**The problem:**
From the material below, extract each line that contains the string "Wallet".

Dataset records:
------

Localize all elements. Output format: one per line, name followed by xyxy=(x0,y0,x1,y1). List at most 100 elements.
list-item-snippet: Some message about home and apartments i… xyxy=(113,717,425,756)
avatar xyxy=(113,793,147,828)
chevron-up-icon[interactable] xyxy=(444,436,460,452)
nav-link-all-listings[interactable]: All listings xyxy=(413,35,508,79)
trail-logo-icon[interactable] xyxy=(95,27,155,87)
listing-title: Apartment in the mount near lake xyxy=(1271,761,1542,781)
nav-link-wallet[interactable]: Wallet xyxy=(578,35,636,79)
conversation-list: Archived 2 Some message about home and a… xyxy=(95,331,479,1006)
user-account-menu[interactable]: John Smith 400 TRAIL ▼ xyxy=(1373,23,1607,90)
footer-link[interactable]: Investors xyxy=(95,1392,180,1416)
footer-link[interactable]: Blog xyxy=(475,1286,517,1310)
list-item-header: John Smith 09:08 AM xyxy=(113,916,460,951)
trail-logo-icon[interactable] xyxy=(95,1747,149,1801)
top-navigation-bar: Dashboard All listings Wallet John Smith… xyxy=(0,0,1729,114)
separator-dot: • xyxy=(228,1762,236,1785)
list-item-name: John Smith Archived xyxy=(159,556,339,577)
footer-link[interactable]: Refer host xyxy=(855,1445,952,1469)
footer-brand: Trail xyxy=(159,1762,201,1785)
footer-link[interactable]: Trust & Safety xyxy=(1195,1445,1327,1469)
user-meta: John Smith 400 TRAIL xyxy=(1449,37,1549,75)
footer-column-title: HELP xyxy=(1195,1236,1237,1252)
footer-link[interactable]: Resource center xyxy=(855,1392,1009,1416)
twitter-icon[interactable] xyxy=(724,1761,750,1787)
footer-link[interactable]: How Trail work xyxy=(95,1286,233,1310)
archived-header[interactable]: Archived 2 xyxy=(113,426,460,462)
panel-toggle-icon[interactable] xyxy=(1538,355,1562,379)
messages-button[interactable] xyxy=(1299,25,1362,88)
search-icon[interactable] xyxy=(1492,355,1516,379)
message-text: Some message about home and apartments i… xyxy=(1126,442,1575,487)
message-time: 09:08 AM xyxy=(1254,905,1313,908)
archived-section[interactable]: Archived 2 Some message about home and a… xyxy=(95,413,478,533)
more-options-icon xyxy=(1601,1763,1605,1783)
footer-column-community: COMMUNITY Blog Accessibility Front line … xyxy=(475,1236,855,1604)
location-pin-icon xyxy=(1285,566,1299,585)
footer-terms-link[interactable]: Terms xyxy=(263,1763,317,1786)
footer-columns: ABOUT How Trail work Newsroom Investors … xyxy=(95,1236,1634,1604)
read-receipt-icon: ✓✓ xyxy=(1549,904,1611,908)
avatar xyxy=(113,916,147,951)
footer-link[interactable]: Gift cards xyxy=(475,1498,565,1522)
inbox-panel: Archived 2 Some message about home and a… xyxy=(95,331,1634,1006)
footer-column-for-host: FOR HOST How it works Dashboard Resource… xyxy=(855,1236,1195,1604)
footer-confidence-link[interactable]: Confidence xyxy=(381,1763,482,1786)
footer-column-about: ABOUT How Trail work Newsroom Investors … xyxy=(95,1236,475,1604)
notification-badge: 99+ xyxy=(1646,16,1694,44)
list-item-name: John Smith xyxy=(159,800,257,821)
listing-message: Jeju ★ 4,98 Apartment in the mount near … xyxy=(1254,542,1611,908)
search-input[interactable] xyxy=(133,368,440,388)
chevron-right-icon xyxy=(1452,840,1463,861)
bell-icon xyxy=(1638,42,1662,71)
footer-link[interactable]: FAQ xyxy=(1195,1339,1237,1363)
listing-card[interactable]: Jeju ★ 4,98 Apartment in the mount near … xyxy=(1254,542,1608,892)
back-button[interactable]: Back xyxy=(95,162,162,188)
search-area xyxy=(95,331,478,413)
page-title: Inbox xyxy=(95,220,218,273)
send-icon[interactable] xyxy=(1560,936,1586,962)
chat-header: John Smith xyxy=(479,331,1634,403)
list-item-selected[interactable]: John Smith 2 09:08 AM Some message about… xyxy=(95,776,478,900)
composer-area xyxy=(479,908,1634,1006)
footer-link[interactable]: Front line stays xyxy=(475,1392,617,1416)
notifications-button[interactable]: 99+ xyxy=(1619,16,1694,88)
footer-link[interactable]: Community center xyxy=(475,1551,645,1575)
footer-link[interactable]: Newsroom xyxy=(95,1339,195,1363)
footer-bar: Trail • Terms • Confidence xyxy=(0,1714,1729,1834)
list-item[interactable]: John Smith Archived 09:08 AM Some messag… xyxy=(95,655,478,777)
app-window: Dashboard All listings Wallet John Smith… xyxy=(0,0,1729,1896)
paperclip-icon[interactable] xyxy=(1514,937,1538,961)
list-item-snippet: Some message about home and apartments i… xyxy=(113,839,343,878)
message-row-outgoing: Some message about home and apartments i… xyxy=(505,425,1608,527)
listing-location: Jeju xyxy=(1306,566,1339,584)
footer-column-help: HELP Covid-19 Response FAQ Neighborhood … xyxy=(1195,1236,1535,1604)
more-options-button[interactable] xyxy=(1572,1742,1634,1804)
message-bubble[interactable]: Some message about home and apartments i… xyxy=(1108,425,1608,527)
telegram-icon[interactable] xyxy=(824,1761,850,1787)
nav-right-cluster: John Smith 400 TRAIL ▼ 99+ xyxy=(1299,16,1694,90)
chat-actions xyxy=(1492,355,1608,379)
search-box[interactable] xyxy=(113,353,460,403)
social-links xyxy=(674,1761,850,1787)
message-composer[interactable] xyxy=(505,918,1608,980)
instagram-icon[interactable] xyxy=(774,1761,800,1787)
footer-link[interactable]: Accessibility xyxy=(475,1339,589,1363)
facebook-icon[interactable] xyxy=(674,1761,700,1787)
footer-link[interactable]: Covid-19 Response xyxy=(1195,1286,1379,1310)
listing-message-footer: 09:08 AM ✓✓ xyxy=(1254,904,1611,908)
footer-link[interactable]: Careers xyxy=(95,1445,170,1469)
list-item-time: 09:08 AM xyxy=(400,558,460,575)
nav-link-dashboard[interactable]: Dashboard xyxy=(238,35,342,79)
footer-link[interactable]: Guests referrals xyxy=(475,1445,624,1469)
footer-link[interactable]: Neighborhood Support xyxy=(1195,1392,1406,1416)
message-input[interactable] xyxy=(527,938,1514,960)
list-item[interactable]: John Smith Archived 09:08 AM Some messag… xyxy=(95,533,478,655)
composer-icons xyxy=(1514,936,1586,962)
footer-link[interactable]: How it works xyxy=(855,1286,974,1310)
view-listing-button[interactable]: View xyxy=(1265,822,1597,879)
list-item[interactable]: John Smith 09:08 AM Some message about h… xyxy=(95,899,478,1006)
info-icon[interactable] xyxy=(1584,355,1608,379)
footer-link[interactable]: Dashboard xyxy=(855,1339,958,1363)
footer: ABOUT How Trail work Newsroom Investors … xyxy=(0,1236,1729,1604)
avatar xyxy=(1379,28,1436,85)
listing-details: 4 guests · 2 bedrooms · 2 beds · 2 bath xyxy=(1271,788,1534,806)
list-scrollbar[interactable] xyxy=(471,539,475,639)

------

**Response to the exercise:**
nav-link-wallet[interactable]: Wallet xyxy=(578,35,636,79)
top-navigation-bar: Dashboard All listings Wallet John Smith… xyxy=(0,0,1729,114)
app-window: Dashboard All listings Wallet John Smith… xyxy=(0,0,1729,1896)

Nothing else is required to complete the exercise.